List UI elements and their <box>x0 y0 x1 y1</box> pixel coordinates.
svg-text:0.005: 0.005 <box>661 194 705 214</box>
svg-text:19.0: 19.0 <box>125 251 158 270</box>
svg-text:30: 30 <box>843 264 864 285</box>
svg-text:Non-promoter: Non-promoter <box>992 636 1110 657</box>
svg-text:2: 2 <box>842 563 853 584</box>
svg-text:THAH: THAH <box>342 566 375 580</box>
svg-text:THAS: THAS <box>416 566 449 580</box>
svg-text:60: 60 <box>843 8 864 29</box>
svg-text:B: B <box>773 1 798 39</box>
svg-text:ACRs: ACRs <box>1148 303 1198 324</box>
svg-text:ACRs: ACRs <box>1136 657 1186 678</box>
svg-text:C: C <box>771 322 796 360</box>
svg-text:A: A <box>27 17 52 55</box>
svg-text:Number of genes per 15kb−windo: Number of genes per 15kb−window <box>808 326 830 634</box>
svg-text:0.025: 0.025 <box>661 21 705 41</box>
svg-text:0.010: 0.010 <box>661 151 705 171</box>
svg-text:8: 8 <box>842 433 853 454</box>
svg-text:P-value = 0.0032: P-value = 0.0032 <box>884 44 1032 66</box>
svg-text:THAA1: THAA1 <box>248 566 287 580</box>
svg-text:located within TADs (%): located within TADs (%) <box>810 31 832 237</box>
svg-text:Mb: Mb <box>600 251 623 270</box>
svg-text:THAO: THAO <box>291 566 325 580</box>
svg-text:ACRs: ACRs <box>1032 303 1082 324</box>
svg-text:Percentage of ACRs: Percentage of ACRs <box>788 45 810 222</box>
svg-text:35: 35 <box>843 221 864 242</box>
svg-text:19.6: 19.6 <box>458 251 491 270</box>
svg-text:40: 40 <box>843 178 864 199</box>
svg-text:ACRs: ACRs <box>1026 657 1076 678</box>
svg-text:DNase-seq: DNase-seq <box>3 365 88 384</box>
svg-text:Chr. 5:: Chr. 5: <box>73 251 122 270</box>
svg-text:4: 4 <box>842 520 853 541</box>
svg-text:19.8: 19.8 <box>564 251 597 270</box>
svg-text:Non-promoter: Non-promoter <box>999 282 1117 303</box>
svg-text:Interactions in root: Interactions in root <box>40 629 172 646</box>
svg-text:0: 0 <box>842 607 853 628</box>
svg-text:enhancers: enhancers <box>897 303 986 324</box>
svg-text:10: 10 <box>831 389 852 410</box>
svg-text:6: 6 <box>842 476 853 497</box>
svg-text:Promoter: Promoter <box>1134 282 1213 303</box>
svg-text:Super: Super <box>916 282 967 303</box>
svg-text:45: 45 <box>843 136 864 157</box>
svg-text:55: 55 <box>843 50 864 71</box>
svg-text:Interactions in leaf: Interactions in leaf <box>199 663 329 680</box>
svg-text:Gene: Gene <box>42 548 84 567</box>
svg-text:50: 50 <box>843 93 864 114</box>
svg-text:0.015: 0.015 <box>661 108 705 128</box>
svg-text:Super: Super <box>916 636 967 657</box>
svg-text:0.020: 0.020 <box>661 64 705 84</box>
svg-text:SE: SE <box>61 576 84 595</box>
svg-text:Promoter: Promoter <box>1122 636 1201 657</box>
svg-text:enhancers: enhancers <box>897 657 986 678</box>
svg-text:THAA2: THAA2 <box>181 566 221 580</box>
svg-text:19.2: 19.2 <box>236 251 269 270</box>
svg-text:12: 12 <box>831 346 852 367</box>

------------------------------------

» **YOUR TASK**
Output the listing above in full, exactly as written.

» **ANSWER FOR THIS EXERCISE**
List UI elements and their <box>x0 y0 x1 y1</box> pixel coordinates.
svg-text:0.005: 0.005 <box>661 194 705 214</box>
svg-text:19.0: 19.0 <box>125 251 158 270</box>
svg-text:30: 30 <box>843 264 864 285</box>
svg-text:Non-promoter: Non-promoter <box>992 636 1110 657</box>
svg-text:2: 2 <box>842 563 853 584</box>
svg-text:THAH: THAH <box>342 566 375 580</box>
svg-text:THAS: THAS <box>416 566 449 580</box>
svg-text:60: 60 <box>843 8 864 29</box>
svg-text:B: B <box>773 1 798 39</box>
svg-text:ACRs: ACRs <box>1148 303 1198 324</box>
svg-text:ACRs: ACRs <box>1136 657 1186 678</box>
svg-text:C: C <box>771 322 796 360</box>
svg-text:A: A <box>27 17 52 55</box>
svg-text:Number of genes per 15kb−windo: Number of genes per 15kb−window <box>808 326 830 634</box>
svg-text:0.025: 0.025 <box>661 21 705 41</box>
svg-text:0.010: 0.010 <box>661 151 705 171</box>
svg-text:8: 8 <box>842 433 853 454</box>
svg-text:P-value = 0.0032: P-value = 0.0032 <box>884 44 1032 66</box>
svg-text:THAA1: THAA1 <box>248 566 287 580</box>
svg-text:located within TADs (%): located within TADs (%) <box>810 31 832 237</box>
svg-text:Mb: Mb <box>600 251 623 270</box>
svg-text:THAO: THAO <box>291 566 325 580</box>
svg-text:ACRs: ACRs <box>1032 303 1082 324</box>
svg-text:Percentage of ACRs: Percentage of ACRs <box>788 45 810 222</box>
svg-text:35: 35 <box>843 221 864 242</box>
svg-text:19.6: 19.6 <box>458 251 491 270</box>
svg-text:40: 40 <box>843 178 864 199</box>
svg-text:ACRs: ACRs <box>1026 657 1076 678</box>
svg-text:DNase-seq: DNase-seq <box>3 365 88 384</box>
svg-text:Chr. 5:: Chr. 5: <box>73 251 122 270</box>
svg-text:4: 4 <box>842 520 853 541</box>
svg-text:19.8: 19.8 <box>564 251 597 270</box>
svg-text:Non-promoter: Non-promoter <box>999 282 1117 303</box>
svg-text:Interactions in root: Interactions in root <box>40 629 172 646</box>
svg-text:0: 0 <box>842 607 853 628</box>
svg-text:enhancers: enhancers <box>897 303 986 324</box>
svg-text:10: 10 <box>831 389 852 410</box>
svg-text:6: 6 <box>842 476 853 497</box>
svg-text:Promoter: Promoter <box>1134 282 1213 303</box>
svg-text:Super: Super <box>916 282 967 303</box>
svg-text:45: 45 <box>843 136 864 157</box>
svg-text:55: 55 <box>843 50 864 71</box>
svg-text:Interactions in leaf: Interactions in leaf <box>199 663 329 680</box>
svg-text:Gene: Gene <box>42 548 84 567</box>
svg-text:50: 50 <box>843 93 864 114</box>
svg-text:0.015: 0.015 <box>661 108 705 128</box>
svg-text:Super: Super <box>916 636 967 657</box>
svg-text:0.020: 0.020 <box>661 64 705 84</box>
svg-text:SE: SE <box>61 576 84 595</box>
svg-text:Promoter: Promoter <box>1122 636 1201 657</box>
svg-text:enhancers: enhancers <box>897 657 986 678</box>
svg-text:THAA2: THAA2 <box>181 566 221 580</box>
svg-text:19.2: 19.2 <box>236 251 269 270</box>
svg-text:12: 12 <box>831 346 852 367</box>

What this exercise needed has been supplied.